§ **Excerpted records**:

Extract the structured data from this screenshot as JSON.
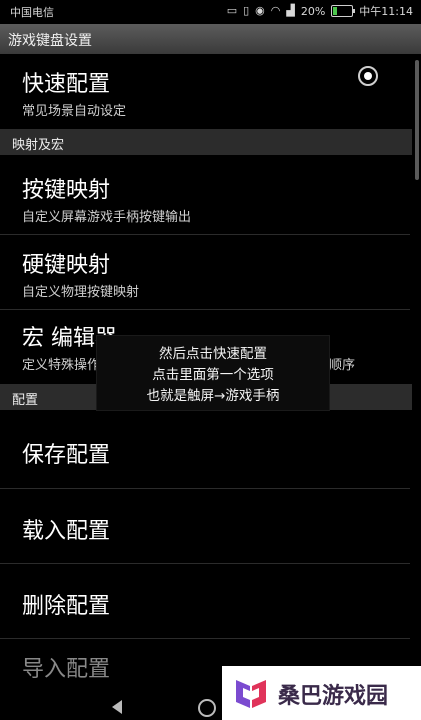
{
  "status_bar": {
    "carrier": "中国电信",
    "battery_percent": "20%",
    "battery_level": 0.2,
    "time": "中午11:14",
    "icons": [
      "cast-icon",
      "vibrate-icon",
      "eye-icon",
      "wifi-icon",
      "signal-icon",
      "battery-icon"
    ]
  },
  "app": {
    "title": "游戏键盘设置"
  },
  "sections": {
    "top": {
      "items": [
        {
          "title": "快速配置",
          "summary": "常见场景自动设定",
          "selected": true
        }
      ]
    },
    "mapping": {
      "header": "映射及宏",
      "items": [
        {
          "title": "按键映射",
          "summary": "自定义屏幕游戏手柄按键输出"
        },
        {
          "title": "硬键映射",
          "summary": "自定义物理按键映射"
        },
        {
          "title": "宏 编辑器",
          "summary": "定义特殊操作",
          "summary_end": "作顺序"
        }
      ]
    },
    "config": {
      "header": "配置",
      "items": [
        {
          "title": "保存配置"
        },
        {
          "title": "载入配置"
        },
        {
          "title": "删除配置"
        },
        {
          "title": "导入配置"
        }
      ]
    }
  },
  "tooltip": {
    "lines": [
      "然后点击快速配置",
      "点击里面第一个选项",
      "也就是触屏→游戏手柄"
    ]
  },
  "watermark": {
    "text": "桑巴游戏园"
  },
  "nav": {
    "icons": [
      "back-icon",
      "home-icon"
    ]
  },
  "colors": {
    "accent": "#4cc64c",
    "category_bg": "#2c2c2c",
    "title_bar": "#4a4a4a"
  }
}
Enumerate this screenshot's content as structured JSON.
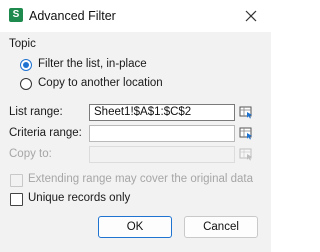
{
  "window": {
    "title": "Advanced Filter",
    "app_icon_letter": "S"
  },
  "topic": {
    "heading": "Topic",
    "options": [
      {
        "label": "Filter the list, in-place",
        "checked": true
      },
      {
        "label": "Copy to another location",
        "checked": false
      }
    ]
  },
  "fields": {
    "list_range": {
      "label": "List range:",
      "value": "Sheet1!$A$1:$C$2"
    },
    "criteria_range": {
      "label": "Criteria range:",
      "value": ""
    },
    "copy_to": {
      "label": "Copy to:",
      "value": ""
    }
  },
  "options": {
    "extending_range": {
      "label": "Extending range may cover the original data",
      "checked": false,
      "enabled": false
    },
    "unique_records": {
      "label": "Unique records only",
      "checked": false,
      "enabled": true
    }
  },
  "buttons": {
    "ok": "OK",
    "cancel": "Cancel"
  },
  "colors": {
    "accent": "#1f73d1",
    "app_icon": "#1e8a4d",
    "dialog_bg": "#f2f2f2"
  }
}
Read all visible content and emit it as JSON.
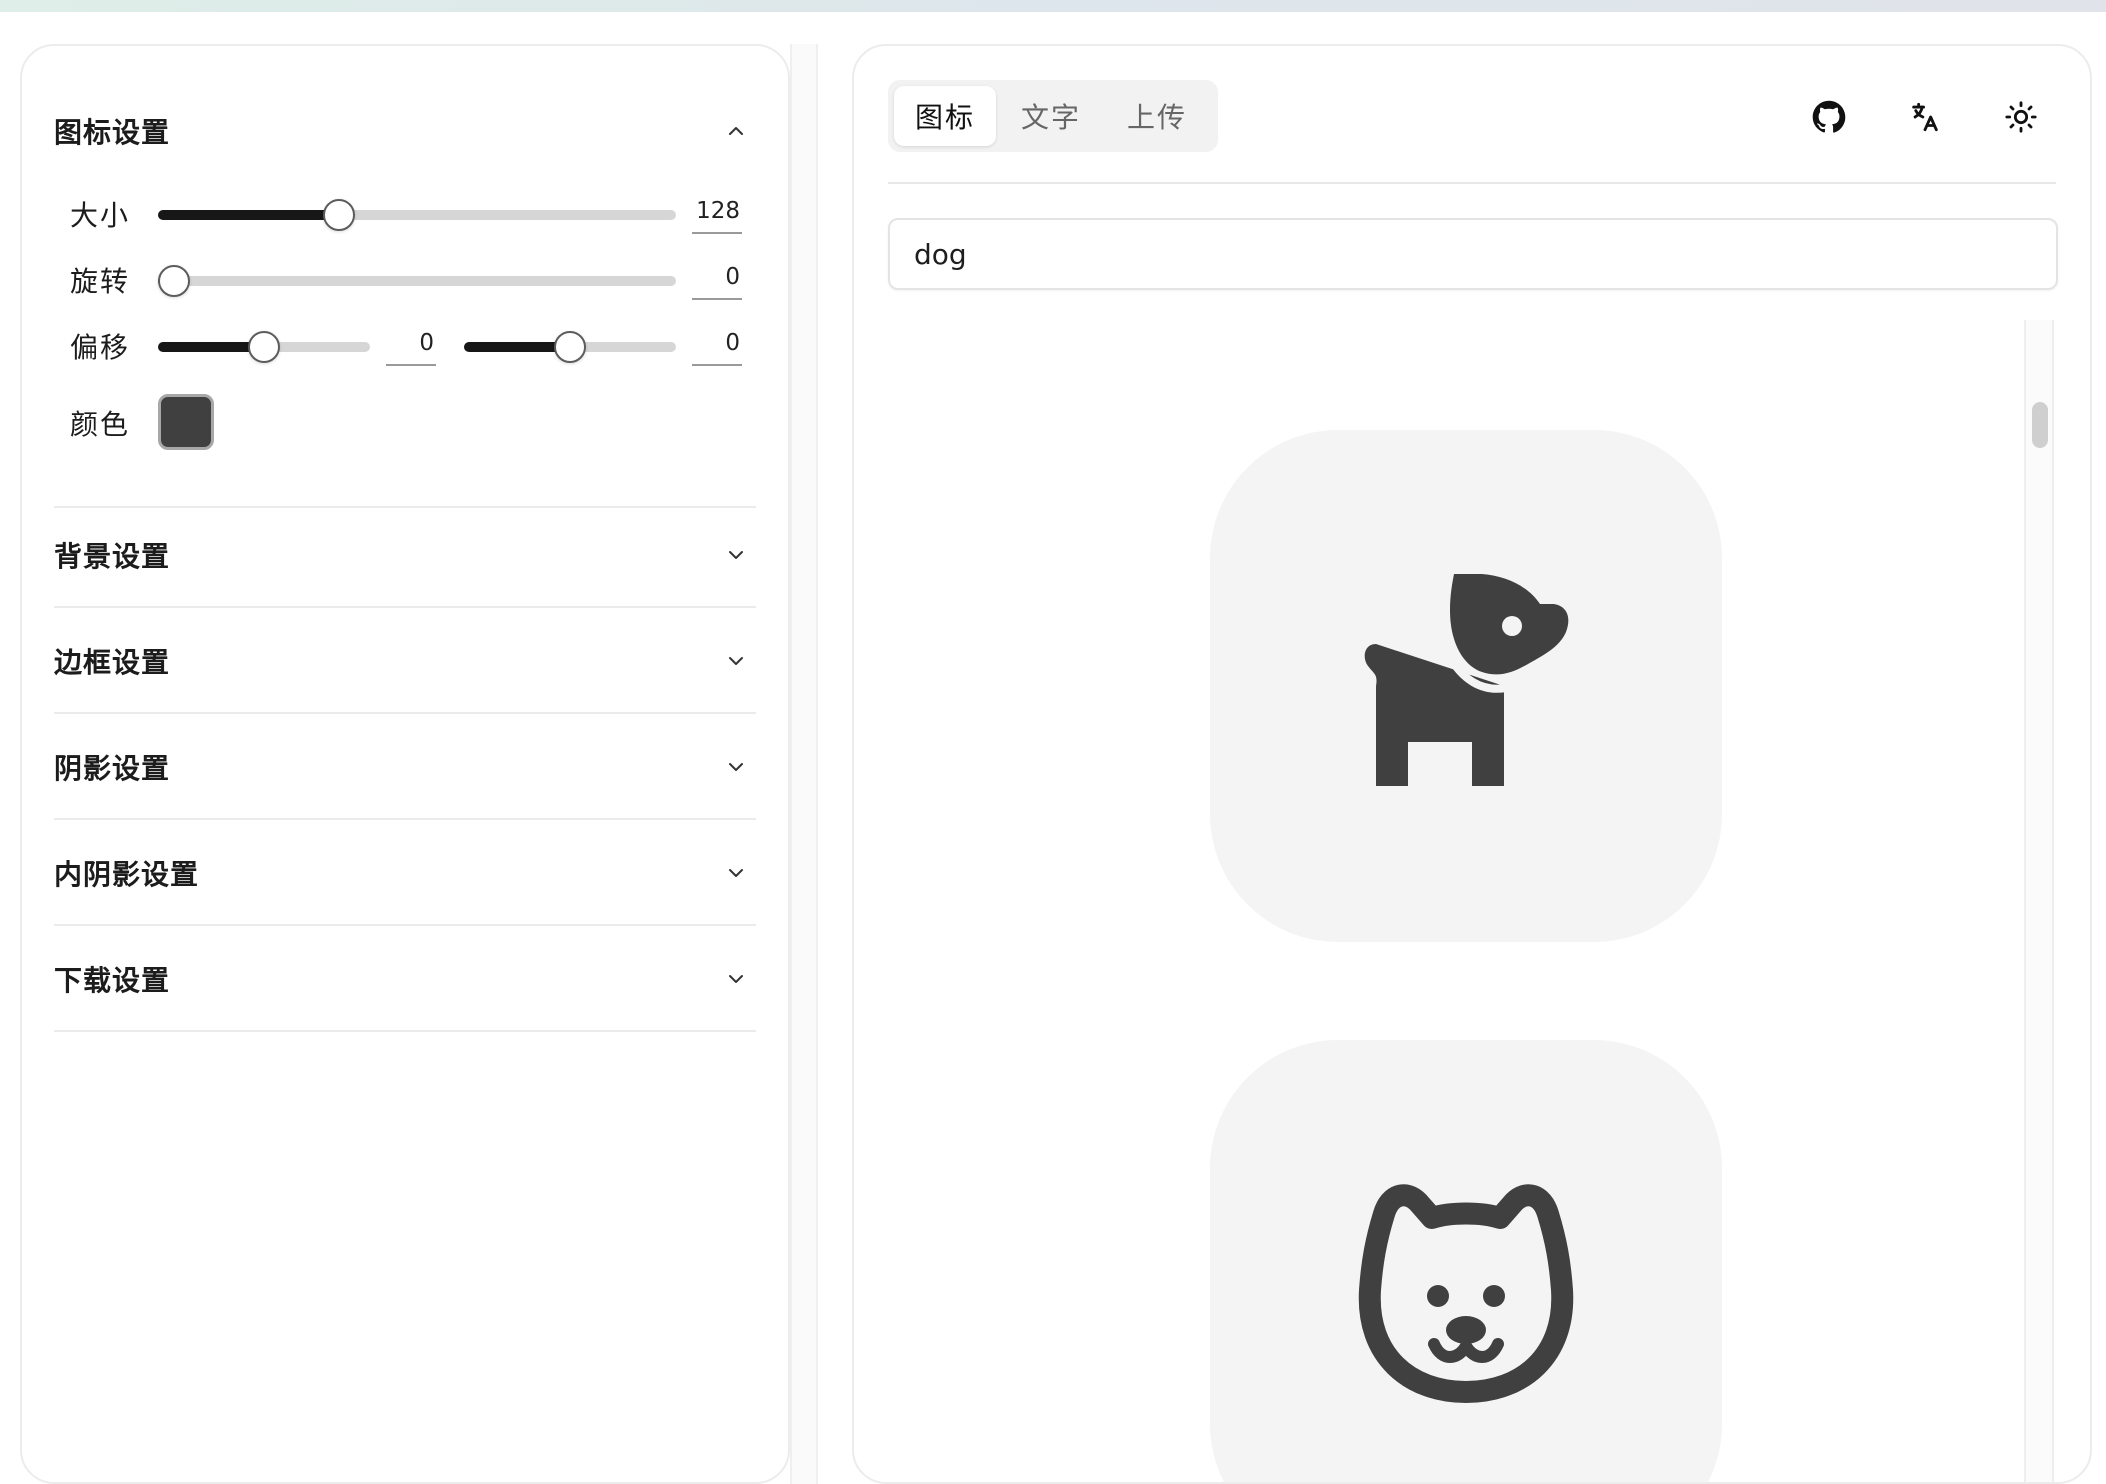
{
  "settings": {
    "icon_section": {
      "title": "图标设置",
      "size": {
        "label": "大小",
        "value": "128",
        "fraction": 0.34
      },
      "rotate": {
        "label": "旋转",
        "value": "0",
        "fraction": 0.0
      },
      "offset": {
        "label": "偏移",
        "x": {
          "value": "0",
          "fraction": 0.5
        },
        "y": {
          "value": "0",
          "fraction": 0.5
        }
      },
      "color": {
        "label": "颜色",
        "value": "#404040"
      }
    },
    "collapsed_sections": [
      {
        "title": "背景设置"
      },
      {
        "title": "边框设置"
      },
      {
        "title": "阴影设置"
      },
      {
        "title": "内阴影设置"
      },
      {
        "title": "下载设置"
      }
    ]
  },
  "main": {
    "tabs": [
      {
        "label": "图标",
        "active": true
      },
      {
        "label": "文字",
        "active": false
      },
      {
        "label": "上传",
        "active": false
      }
    ],
    "toolbar_icons": [
      "github-icon",
      "translate-icon",
      "sun-icon"
    ],
    "search": {
      "value": "dog",
      "placeholder": ""
    },
    "results": [
      {
        "icon": "dog-silhouette-icon"
      },
      {
        "icon": "dog-face-icon"
      }
    ]
  },
  "colors": {
    "icon_color": "#404040",
    "card_bg": "#f4f4f4",
    "slider_fill": "#171717"
  }
}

§ **Exercise task**: Copy the records exactly. Skip the pictures.

§ **Written solution**:
Extract the structured data from this screenshot as JSON.
{
  "status_bar": {
    "carrier": "中国电信",
    "battery_percent": "20%",
    "battery_level": 0.2,
    "time": "中午11:14",
    "icons": [
      "cast-icon",
      "vibrate-icon",
      "eye-icon",
      "wifi-icon",
      "signal-icon",
      "battery-icon"
    ]
  },
  "app": {
    "title": "游戏键盘设置"
  },
  "sections": {
    "top": {
      "items": [
        {
          "title": "快速配置",
          "summary": "常见场景自动设定",
          "selected": true
        }
      ]
    },
    "mapping": {
      "header": "映射及宏",
      "items": [
        {
          "title": "按键映射",
          "summary": "自定义屏幕游戏手柄按键输出"
        },
        {
          "title": "硬键映射",
          "summary": "自定义物理按键映射"
        },
        {
          "title": "宏 编辑器",
          "summary": "定义特殊操作",
          "summary_end": "作顺序"
        }
      ]
    },
    "config": {
      "header": "配置",
      "items": [
        {
          "title": "保存配置"
        },
        {
          "title": "载入配置"
        },
        {
          "title": "删除配置"
        },
        {
          "title": "导入配置"
        }
      ]
    }
  },
  "tooltip": {
    "lines": [
      "然后点击快速配置",
      "点击里面第一个选项",
      "也就是触屏→游戏手柄"
    ]
  },
  "watermark": {
    "text": "桑巴游戏园"
  },
  "nav": {
    "icons": [
      "back-icon",
      "home-icon"
    ]
  },
  "colors": {
    "accent": "#4cc64c",
    "category_bg": "#2c2c2c",
    "title_bar": "#4a4a4a"
  }
}
Enumerate this screenshot's content as structured JSON.
{
  "window": {
    "title": "Advanced Filter",
    "app_icon_letter": "S"
  },
  "topic": {
    "heading": "Topic",
    "options": [
      {
        "label": "Filter the list, in-place",
        "checked": true
      },
      {
        "label": "Copy to another location",
        "checked": false
      }
    ]
  },
  "fields": {
    "list_range": {
      "label": "List range:",
      "value": "Sheet1!$A$1:$C$2"
    },
    "criteria_range": {
      "label": "Criteria range:",
      "value": ""
    },
    "copy_to": {
      "label": "Copy to:",
      "value": ""
    }
  },
  "options": {
    "extending_range": {
      "label": "Extending range may cover the original data",
      "checked": false,
      "enabled": false
    },
    "unique_records": {
      "label": "Unique records only",
      "checked": false,
      "enabled": true
    }
  },
  "buttons": {
    "ok": "OK",
    "cancel": "Cancel"
  },
  "colors": {
    "accent": "#1f73d1",
    "app_icon": "#1e8a4d",
    "dialog_bg": "#f2f2f2"
  }
}
Read all visible content and emit it as JSON.
{
  "settings": {
    "icon_section": {
      "title": "图标设置",
      "size": {
        "label": "大小",
        "value": "128",
        "fraction": 0.34
      },
      "rotate": {
        "label": "旋转",
        "value": "0",
        "fraction": 0.0
      },
      "offset": {
        "label": "偏移",
        "x": {
          "value": "0",
          "fraction": 0.5
        },
        "y": {
          "value": "0",
          "fraction": 0.5
        }
      },
      "color": {
        "label": "颜色",
        "value": "#404040"
      }
    },
    "collapsed_sections": [
      {
        "title": "背景设置"
      },
      {
        "title": "边框设置"
      },
      {
        "title": "阴影设置"
      },
      {
        "title": "内阴影设置"
      },
      {
        "title": "下载设置"
      }
    ]
  },
  "main": {
    "tabs": [
      {
        "label": "图标",
        "active": true
      },
      {
        "label": "文字",
        "active": false
      },
      {
        "label": "上传",
        "active": false
      }
    ],
    "toolbar_icons": [
      "github-icon",
      "translate-icon",
      "sun-icon"
    ],
    "search": {
      "value": "dog",
      "placeholder": ""
    },
    "results": [
      {
        "icon": "dog-silhouette-icon"
      },
      {
        "icon": "dog-face-icon"
      }
    ]
  },
  "colors": {
    "icon_color": "#404040",
    "card_bg": "#f4f4f4",
    "slider_fill": "#171717"
  }
}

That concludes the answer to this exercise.